-- Start of SUPPLIED INFORMATION --

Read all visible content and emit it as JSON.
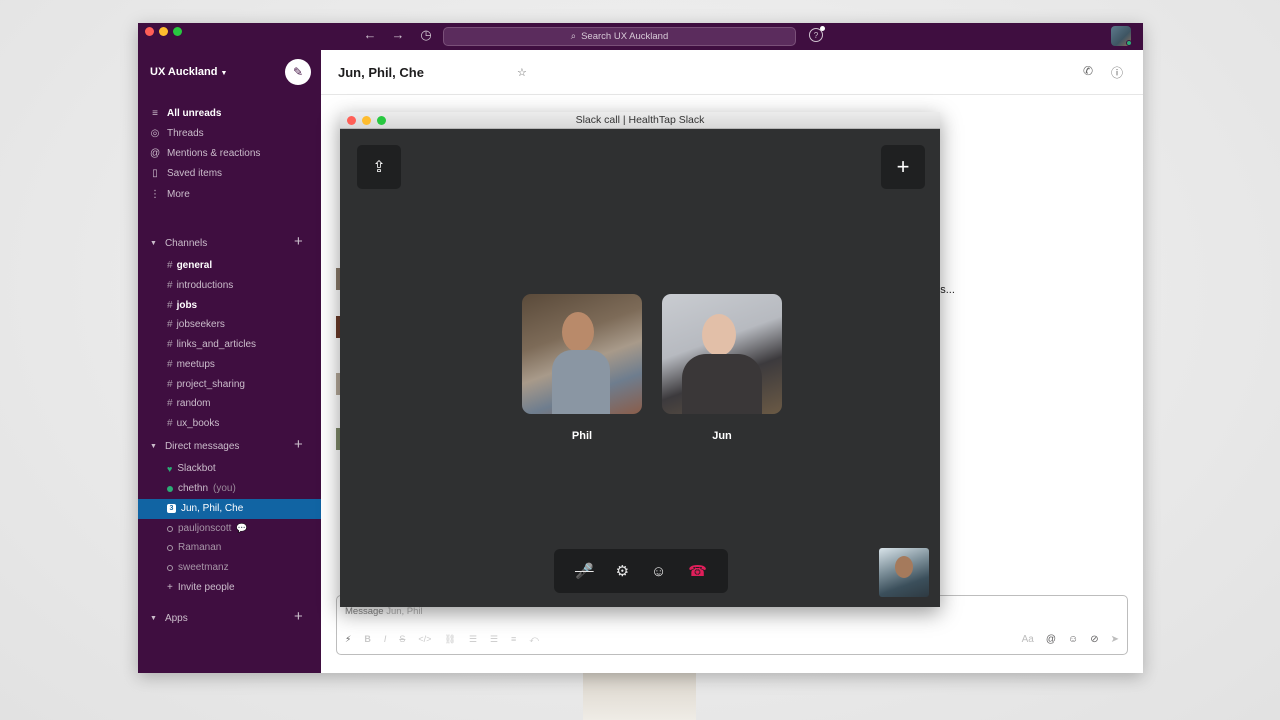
{
  "titlebar": {
    "search_placeholder": "Search UX Auckland",
    "back_icon": "←",
    "forward_icon": "→",
    "history_icon": "◷",
    "help_icon": "?"
  },
  "sidebar": {
    "workspace": "UX Auckland",
    "compose_icon": "✎",
    "top_items": [
      {
        "icon": "≡",
        "label": "All unreads"
      },
      {
        "icon": "◎",
        "label": "Threads"
      },
      {
        "icon": "@",
        "label": "Mentions & reactions"
      },
      {
        "icon": "▯",
        "label": "Saved items"
      },
      {
        "icon": "⋮",
        "label": "More"
      }
    ],
    "channels_header": "Channels",
    "channels": [
      {
        "label": "general"
      },
      {
        "label": "introductions"
      },
      {
        "label": "jobs"
      },
      {
        "label": "jobseekers"
      },
      {
        "label": "links_and_articles"
      },
      {
        "label": "meetups"
      },
      {
        "label": "project_sharing"
      },
      {
        "label": "random"
      },
      {
        "label": "ux_books"
      }
    ],
    "dm_header": "Direct messages",
    "dms": [
      {
        "label": "Slackbot"
      },
      {
        "label": "chethn",
        "suffix": "(you)"
      },
      {
        "label": "Jun, Phil, Che",
        "badge": "3"
      },
      {
        "label": "pauljonscott"
      },
      {
        "label": "Ramanan"
      },
      {
        "label": "sweetmanz"
      }
    ],
    "invite": "Invite people",
    "apps_header": "Apps",
    "plus": "+"
  },
  "header": {
    "title": "Jun, Phil, Che",
    "star_icon": "☆",
    "phone_icon": "✆",
    "info_icon": "ⓘ"
  },
  "messages": {
    "snippet": "ngs..."
  },
  "composer": {
    "placeholder_prefix": "Message",
    "placeholder_names": "Jun, Phil",
    "format_icons": [
      "⚡",
      "B",
      "I",
      "S",
      "</>",
      "⛓",
      "☰",
      "☰",
      "≡",
      "⤺"
    ],
    "right_icons": [
      "Aa",
      "@",
      "☺",
      "⊘",
      "➤"
    ]
  },
  "call": {
    "title": "Slack call | HealthTap Slack",
    "share_icon": "⇪",
    "add_icon": "+",
    "participants": [
      {
        "name": "Phil"
      },
      {
        "name": "Jun"
      }
    ],
    "controls": {
      "mute_icon": "🎤",
      "settings_icon": "⚙",
      "emoji_icon": "☺",
      "hangup_icon": "☎"
    }
  }
}
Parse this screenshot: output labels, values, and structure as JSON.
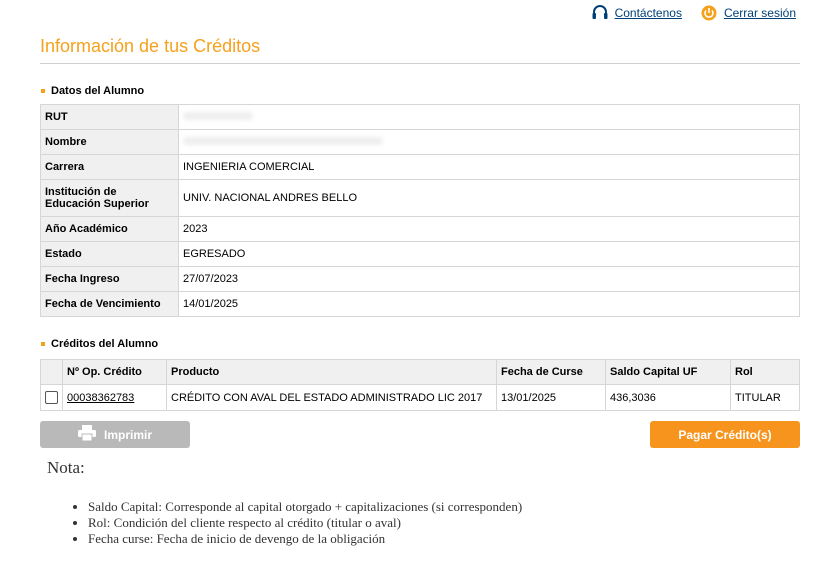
{
  "header": {
    "contact_label": "Contáctenos",
    "logout_label": "Cerrar sesión",
    "icons": [
      "headset-icon",
      "power-icon"
    ]
  },
  "page_title": "Información de tus Créditos",
  "alumno": {
    "section_title": "Datos del Alumno",
    "rows": [
      {
        "label": "RUT",
        "value": ""
      },
      {
        "label": "Nombre",
        "value": ""
      },
      {
        "label": "Carrera",
        "value": "INGENIERIA COMERCIAL"
      },
      {
        "label": "Institución de Educación Superior",
        "value": "UNIV. NACIONAL ANDRES BELLO"
      },
      {
        "label": "Año Académico",
        "value": "2023"
      },
      {
        "label": "Estado",
        "value": "EGRESADO"
      },
      {
        "label": "Fecha Ingreso",
        "value": "27/07/2023"
      },
      {
        "label": "Fecha de Vencimiento",
        "value": "14/01/2025"
      }
    ]
  },
  "creditos": {
    "section_title": "Créditos del Alumno",
    "columns": [
      "Nº Op. Crédito",
      "Producto",
      "Fecha de Curse",
      "Saldo Capital UF",
      "Rol"
    ],
    "rows": [
      {
        "op": "00038362783",
        "producto": "CRÉDITO CON AVAL DEL ESTADO ADMINISTRADO LIC 2017",
        "fecha_curse": "13/01/2025",
        "saldo_uf": "436,3036",
        "rol": "TITULAR",
        "checked": false
      }
    ]
  },
  "actions": {
    "print_label": "Imprimir",
    "pay_label": "Pagar Crédito(s)"
  },
  "nota": {
    "title": "Nota:",
    "items": [
      "Saldo Capital: Corresponde al capital otorgado + capitalizaciones (si corresponden)",
      "Rol: Condición del cliente respecto al crédito (titular o aval)",
      "Fecha curse: Fecha de inicio de devengo de la obligación"
    ]
  },
  "colors": {
    "accent": "#f5a11c",
    "pay_button": "#f7941d",
    "print_button_disabled": "#b9b9b9",
    "link": "#00407a",
    "label_bg": "#f0f0f0"
  }
}
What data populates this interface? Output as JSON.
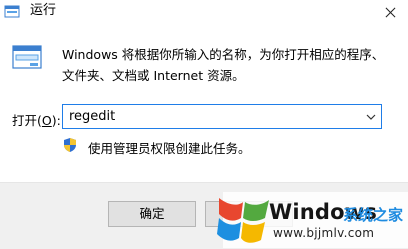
{
  "window": {
    "title": "运行"
  },
  "description": {
    "line1": "Windows 将根据你所输入的名称，为你打开相应的程序、",
    "line2": "文件夹、文档或 Internet 资源。"
  },
  "open": {
    "label_prefix": "打开(",
    "label_hotkey": "O",
    "label_suffix": "):",
    "value": "regedit"
  },
  "admin_note": "使用管理员权限创建此任务。",
  "buttons": {
    "ok": "确定"
  },
  "watermark": {
    "brand_en": "Windows",
    "brand_cn": "系统之家",
    "url": "www.bjjmlv.com"
  },
  "colors": {
    "input_border": "#1f7de8",
    "footer_bg": "#f0f0f0",
    "watermark_cn": "#1e8be0"
  },
  "icons": {
    "title": "run-dialog-icon",
    "header": "run-dialog-icon",
    "dropdown": "chevron-down-icon",
    "admin": "uac-shield-icon",
    "close": "close-icon"
  }
}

-- End of SUPPLIED INFORMATION --

**WHAT IS EXPECTED**: Pictures in the records above should not be copied. Repeat everything else exactly.

**TASK ANSWER**:
Read all visible content and emit it as JSON.
{
  "titlebar": {
    "search_placeholder": "Search UX Auckland",
    "back_icon": "←",
    "forward_icon": "→",
    "history_icon": "◷",
    "help_icon": "?"
  },
  "sidebar": {
    "workspace": "UX Auckland",
    "compose_icon": "✎",
    "top_items": [
      {
        "icon": "≡",
        "label": "All unreads"
      },
      {
        "icon": "◎",
        "label": "Threads"
      },
      {
        "icon": "@",
        "label": "Mentions & reactions"
      },
      {
        "icon": "▯",
        "label": "Saved items"
      },
      {
        "icon": "⋮",
        "label": "More"
      }
    ],
    "channels_header": "Channels",
    "channels": [
      {
        "label": "general"
      },
      {
        "label": "introductions"
      },
      {
        "label": "jobs"
      },
      {
        "label": "jobseekers"
      },
      {
        "label": "links_and_articles"
      },
      {
        "label": "meetups"
      },
      {
        "label": "project_sharing"
      },
      {
        "label": "random"
      },
      {
        "label": "ux_books"
      }
    ],
    "dm_header": "Direct messages",
    "dms": [
      {
        "label": "Slackbot"
      },
      {
        "label": "chethn",
        "suffix": "(you)"
      },
      {
        "label": "Jun, Phil, Che",
        "badge": "3"
      },
      {
        "label": "pauljonscott"
      },
      {
        "label": "Ramanan"
      },
      {
        "label": "sweetmanz"
      }
    ],
    "invite": "Invite people",
    "apps_header": "Apps",
    "plus": "+"
  },
  "header": {
    "title": "Jun, Phil, Che",
    "star_icon": "☆",
    "phone_icon": "✆",
    "info_icon": "ⓘ"
  },
  "messages": {
    "snippet": "ngs..."
  },
  "composer": {
    "placeholder_prefix": "Message",
    "placeholder_names": "Jun, Phil",
    "format_icons": [
      "⚡",
      "B",
      "I",
      "S",
      "</>",
      "⛓",
      "☰",
      "☰",
      "≡",
      "⤺"
    ],
    "right_icons": [
      "Aa",
      "@",
      "☺",
      "⊘",
      "➤"
    ]
  },
  "call": {
    "title": "Slack call | HealthTap Slack",
    "share_icon": "⇪",
    "add_icon": "+",
    "participants": [
      {
        "name": "Phil"
      },
      {
        "name": "Jun"
      }
    ],
    "controls": {
      "mute_icon": "🎤",
      "settings_icon": "⚙",
      "emoji_icon": "☺",
      "hangup_icon": "☎"
    }
  }
}
Parse this screenshot: output labels, values, and structure as JSON.
{
  "header": {
    "contact_label": "Contáctenos",
    "logout_label": "Cerrar sesión",
    "icons": [
      "headset-icon",
      "power-icon"
    ]
  },
  "page_title": "Información de tus Créditos",
  "alumno": {
    "section_title": "Datos del Alumno",
    "rows": [
      {
        "label": "RUT",
        "value": ""
      },
      {
        "label": "Nombre",
        "value": ""
      },
      {
        "label": "Carrera",
        "value": "INGENIERIA COMERCIAL"
      },
      {
        "label": "Institución de Educación Superior",
        "value": "UNIV. NACIONAL ANDRES BELLO"
      },
      {
        "label": "Año Académico",
        "value": "2023"
      },
      {
        "label": "Estado",
        "value": "EGRESADO"
      },
      {
        "label": "Fecha Ingreso",
        "value": "27/07/2023"
      },
      {
        "label": "Fecha de Vencimiento",
        "value": "14/01/2025"
      }
    ]
  },
  "creditos": {
    "section_title": "Créditos del Alumno",
    "columns": [
      "Nº Op. Crédito",
      "Producto",
      "Fecha de Curse",
      "Saldo Capital UF",
      "Rol"
    ],
    "rows": [
      {
        "op": "00038362783",
        "producto": "CRÉDITO CON AVAL DEL ESTADO ADMINISTRADO LIC 2017",
        "fecha_curse": "13/01/2025",
        "saldo_uf": "436,3036",
        "rol": "TITULAR",
        "checked": false
      }
    ]
  },
  "actions": {
    "print_label": "Imprimir",
    "pay_label": "Pagar Crédito(s)"
  },
  "nota": {
    "title": "Nota:",
    "items": [
      "Saldo Capital: Corresponde al capital otorgado + capitalizaciones (si corresponden)",
      "Rol: Condición del cliente respecto al crédito (titular o aval)",
      "Fecha curse: Fecha de inicio de devengo de la obligación"
    ]
  },
  "colors": {
    "accent": "#f5a11c",
    "pay_button": "#f7941d",
    "print_button_disabled": "#b9b9b9",
    "link": "#00407a",
    "label_bg": "#f0f0f0"
  }
}
What data populates this interface? Output as JSON.
{
  "window": {
    "title": "运行"
  },
  "description": {
    "line1": "Windows 将根据你所输入的名称，为你打开相应的程序、",
    "line2": "文件夹、文档或 Internet 资源。"
  },
  "open": {
    "label_prefix": "打开(",
    "label_hotkey": "O",
    "label_suffix": "):",
    "value": "regedit"
  },
  "admin_note": "使用管理员权限创建此任务。",
  "buttons": {
    "ok": "确定"
  },
  "watermark": {
    "brand_en": "Windows",
    "brand_cn": "系统之家",
    "url": "www.bjjmlv.com"
  },
  "colors": {
    "input_border": "#1f7de8",
    "footer_bg": "#f0f0f0",
    "watermark_cn": "#1e8be0"
  },
  "icons": {
    "title": "run-dialog-icon",
    "header": "run-dialog-icon",
    "dropdown": "chevron-down-icon",
    "admin": "uac-shield-icon",
    "close": "close-icon"
  }
}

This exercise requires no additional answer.